---- RECORDS SHOWN

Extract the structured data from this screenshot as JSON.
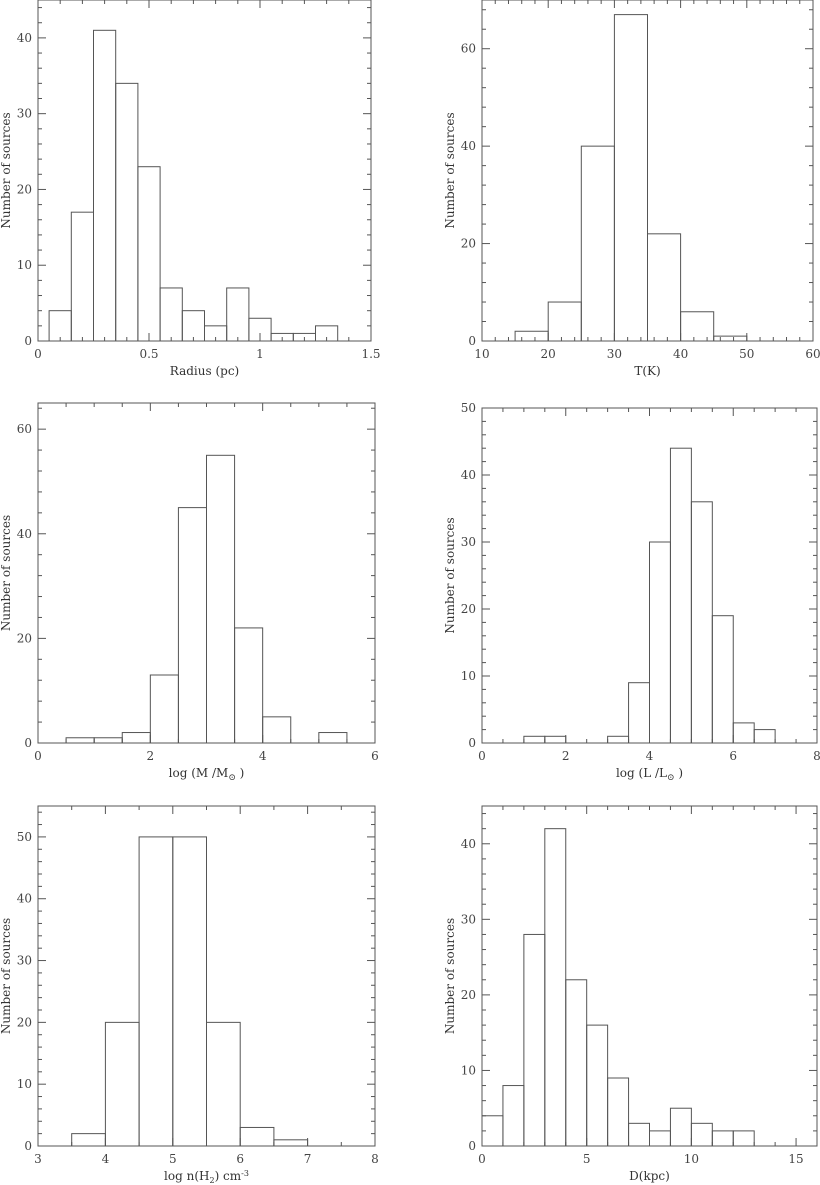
{
  "chart_data": [
    {
      "type": "bar",
      "histogram": true,
      "xlabel": "Radius (pc)",
      "ylabel": "Number of sources",
      "xlim": [
        0,
        1.5
      ],
      "ylim": [
        0,
        45
      ],
      "xticks": [
        0,
        0.5,
        1,
        1.5
      ],
      "xtick_labels": [
        "0",
        "0.5",
        "1",
        "1.5"
      ],
      "xminor": 0.1,
      "yticks": [
        0,
        10,
        20,
        30,
        40
      ],
      "yminor": 2,
      "bin_edges": [
        0.05,
        0.15,
        0.25,
        0.35,
        0.45,
        0.55,
        0.65,
        0.75,
        0.85,
        0.95,
        1.05,
        1.15,
        1.25,
        1.35
      ],
      "values": [
        4,
        17,
        41,
        34,
        23,
        7,
        4,
        2,
        7,
        3,
        1,
        1,
        2
      ]
    },
    {
      "type": "bar",
      "histogram": true,
      "xlabel": "T(K)",
      "ylabel": "Number of sources",
      "xlim": [
        10,
        60
      ],
      "ylim": [
        0,
        70
      ],
      "xticks": [
        10,
        20,
        30,
        40,
        50,
        60
      ],
      "xtick_labels": [
        "10",
        "20",
        "30",
        "40",
        "50",
        "60"
      ],
      "xminor": 2,
      "yticks": [
        0,
        20,
        40,
        60
      ],
      "yminor": 4,
      "bin_edges": [
        15,
        20,
        25,
        30,
        35,
        40,
        45,
        50
      ],
      "values": [
        2,
        8,
        40,
        67,
        22,
        6,
        1
      ]
    },
    {
      "type": "bar",
      "histogram": true,
      "xlabel": "log (M /M",
      "xlabel_symbol": "⊙",
      "xlabel_close": " )",
      "ylabel": "Number of sources",
      "xlim": [
        0,
        6
      ],
      "ylim": [
        0,
        65
      ],
      "xticks": [
        0,
        2,
        4,
        6
      ],
      "xtick_labels": [
        "0",
        "2",
        "4",
        "6"
      ],
      "xminor": 0.5,
      "yticks": [
        0,
        20,
        40,
        60
      ],
      "yminor": 4,
      "bin_edges": [
        0.5,
        1.0,
        1.5,
        2.0,
        2.5,
        3.0,
        3.5,
        4.0,
        4.5,
        5.0,
        5.5
      ],
      "values": [
        1,
        1,
        2,
        13,
        45,
        55,
        22,
        5,
        0,
        2
      ]
    },
    {
      "type": "bar",
      "histogram": true,
      "xlabel": "log (L /L",
      "xlabel_symbol": "⊙",
      "xlabel_close": " )",
      "ylabel": "Number of sources",
      "xlim": [
        0,
        8
      ],
      "ylim": [
        0,
        50
      ],
      "xticks": [
        0,
        2,
        4,
        6,
        8
      ],
      "xtick_labels": [
        "0",
        "2",
        "4",
        "6",
        "8"
      ],
      "xminor": 0.5,
      "yticks": [
        0,
        10,
        20,
        30,
        40,
        50
      ],
      "yminor": 2,
      "bin_edges": [
        1.0,
        1.5,
        2.0,
        2.5,
        3.0,
        3.5,
        4.0,
        4.5,
        5.0,
        5.5,
        6.0,
        6.5,
        7.0
      ],
      "values": [
        1,
        1,
        0,
        0,
        1,
        9,
        30,
        44,
        36,
        19,
        3,
        2
      ]
    },
    {
      "type": "bar",
      "histogram": true,
      "xlabel": "log n(H",
      "xlabel_sub": "2",
      "xlabel_close": ") cm",
      "xlabel_sup": "-3",
      "ylabel": "Number of sources",
      "xlim": [
        3,
        8
      ],
      "ylim": [
        0,
        55
      ],
      "xticks": [
        3,
        4,
        5,
        6,
        7,
        8
      ],
      "xtick_labels": [
        "3",
        "4",
        "5",
        "6",
        "7",
        "8"
      ],
      "xminor": 0.5,
      "yticks": [
        0,
        10,
        20,
        30,
        40,
        50
      ],
      "yminor": 2,
      "bin_edges": [
        3.5,
        4.0,
        4.5,
        5.0,
        5.5,
        6.0,
        6.5,
        7.0
      ],
      "values": [
        2,
        20,
        50,
        50,
        20,
        3,
        1
      ]
    },
    {
      "type": "bar",
      "histogram": true,
      "xlabel": "D(kpc)",
      "ylabel": "Number of sources",
      "xlim": [
        0,
        16
      ],
      "ylim": [
        0,
        45
      ],
      "xticks": [
        0,
        5,
        10,
        15
      ],
      "xtick_labels": [
        "0",
        "5",
        "10",
        "15"
      ],
      "xminor": 1,
      "yticks": [
        0,
        10,
        20,
        30,
        40
      ],
      "yminor": 2,
      "bin_edges": [
        0,
        1,
        2,
        3,
        4,
        5,
        6,
        7,
        8,
        9,
        10,
        11,
        12,
        13
      ],
      "values": [
        4,
        8,
        28,
        42,
        22,
        16,
        9,
        3,
        2,
        5,
        3,
        2,
        2
      ]
    }
  ]
}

--------

_SET PROBLEM_. Output the lines above in full and exactly as given, omitting any pictures.

_WRITTEN REPLY_.
Extract the structured data from this screenshot as JSON.
{
  "chart_data": [
    {
      "type": "bar",
      "histogram": true,
      "xlabel": "Radius (pc)",
      "ylabel": "Number of sources",
      "xlim": [
        0,
        1.5
      ],
      "ylim": [
        0,
        45
      ],
      "xticks": [
        0,
        0.5,
        1,
        1.5
      ],
      "xtick_labels": [
        "0",
        "0.5",
        "1",
        "1.5"
      ],
      "xminor": 0.1,
      "yticks": [
        0,
        10,
        20,
        30,
        40
      ],
      "yminor": 2,
      "bin_edges": [
        0.05,
        0.15,
        0.25,
        0.35,
        0.45,
        0.55,
        0.65,
        0.75,
        0.85,
        0.95,
        1.05,
        1.15,
        1.25,
        1.35
      ],
      "values": [
        4,
        17,
        41,
        34,
        23,
        7,
        4,
        2,
        7,
        3,
        1,
        1,
        2
      ]
    },
    {
      "type": "bar",
      "histogram": true,
      "xlabel": "T(K)",
      "ylabel": "Number of sources",
      "xlim": [
        10,
        60
      ],
      "ylim": [
        0,
        70
      ],
      "xticks": [
        10,
        20,
        30,
        40,
        50,
        60
      ],
      "xtick_labels": [
        "10",
        "20",
        "30",
        "40",
        "50",
        "60"
      ],
      "xminor": 2,
      "yticks": [
        0,
        20,
        40,
        60
      ],
      "yminor": 4,
      "bin_edges": [
        15,
        20,
        25,
        30,
        35,
        40,
        45,
        50
      ],
      "values": [
        2,
        8,
        40,
        67,
        22,
        6,
        1
      ]
    },
    {
      "type": "bar",
      "histogram": true,
      "xlabel": "log (M /M",
      "xlabel_symbol": "⊙",
      "xlabel_close": " )",
      "ylabel": "Number of sources",
      "xlim": [
        0,
        6
      ],
      "ylim": [
        0,
        65
      ],
      "xticks": [
        0,
        2,
        4,
        6
      ],
      "xtick_labels": [
        "0",
        "2",
        "4",
        "6"
      ],
      "xminor": 0.5,
      "yticks": [
        0,
        20,
        40,
        60
      ],
      "yminor": 4,
      "bin_edges": [
        0.5,
        1.0,
        1.5,
        2.0,
        2.5,
        3.0,
        3.5,
        4.0,
        4.5,
        5.0,
        5.5
      ],
      "values": [
        1,
        1,
        2,
        13,
        45,
        55,
        22,
        5,
        0,
        2
      ]
    },
    {
      "type": "bar",
      "histogram": true,
      "xlabel": "log (L /L",
      "xlabel_symbol": "⊙",
      "xlabel_close": " )",
      "ylabel": "Number of sources",
      "xlim": [
        0,
        8
      ],
      "ylim": [
        0,
        50
      ],
      "xticks": [
        0,
        2,
        4,
        6,
        8
      ],
      "xtick_labels": [
        "0",
        "2",
        "4",
        "6",
        "8"
      ],
      "xminor": 0.5,
      "yticks": [
        0,
        10,
        20,
        30,
        40,
        50
      ],
      "yminor": 2,
      "bin_edges": [
        1.0,
        1.5,
        2.0,
        2.5,
        3.0,
        3.5,
        4.0,
        4.5,
        5.0,
        5.5,
        6.0,
        6.5,
        7.0
      ],
      "values": [
        1,
        1,
        0,
        0,
        1,
        9,
        30,
        44,
        36,
        19,
        3,
        2
      ]
    },
    {
      "type": "bar",
      "histogram": true,
      "xlabel": "log n(H",
      "xlabel_sub": "2",
      "xlabel_close": ") cm",
      "xlabel_sup": "-3",
      "ylabel": "Number of sources",
      "xlim": [
        3,
        8
      ],
      "ylim": [
        0,
        55
      ],
      "xticks": [
        3,
        4,
        5,
        6,
        7,
        8
      ],
      "xtick_labels": [
        "3",
        "4",
        "5",
        "6",
        "7",
        "8"
      ],
      "xminor": 0.5,
      "yticks": [
        0,
        10,
        20,
        30,
        40,
        50
      ],
      "yminor": 2,
      "bin_edges": [
        3.5,
        4.0,
        4.5,
        5.0,
        5.5,
        6.0,
        6.5,
        7.0
      ],
      "values": [
        2,
        20,
        50,
        50,
        20,
        3,
        1
      ]
    },
    {
      "type": "bar",
      "histogram": true,
      "xlabel": "D(kpc)",
      "ylabel": "Number of sources",
      "xlim": [
        0,
        16
      ],
      "ylim": [
        0,
        45
      ],
      "xticks": [
        0,
        5,
        10,
        15
      ],
      "xtick_labels": [
        "0",
        "5",
        "10",
        "15"
      ],
      "xminor": 1,
      "yticks": [
        0,
        10,
        20,
        30,
        40
      ],
      "yminor": 2,
      "bin_edges": [
        0,
        1,
        2,
        3,
        4,
        5,
        6,
        7,
        8,
        9,
        10,
        11,
        12,
        13
      ],
      "values": [
        4,
        8,
        28,
        42,
        22,
        16,
        9,
        3,
        2,
        5,
        3,
        2,
        2
      ]
    }
  ]
}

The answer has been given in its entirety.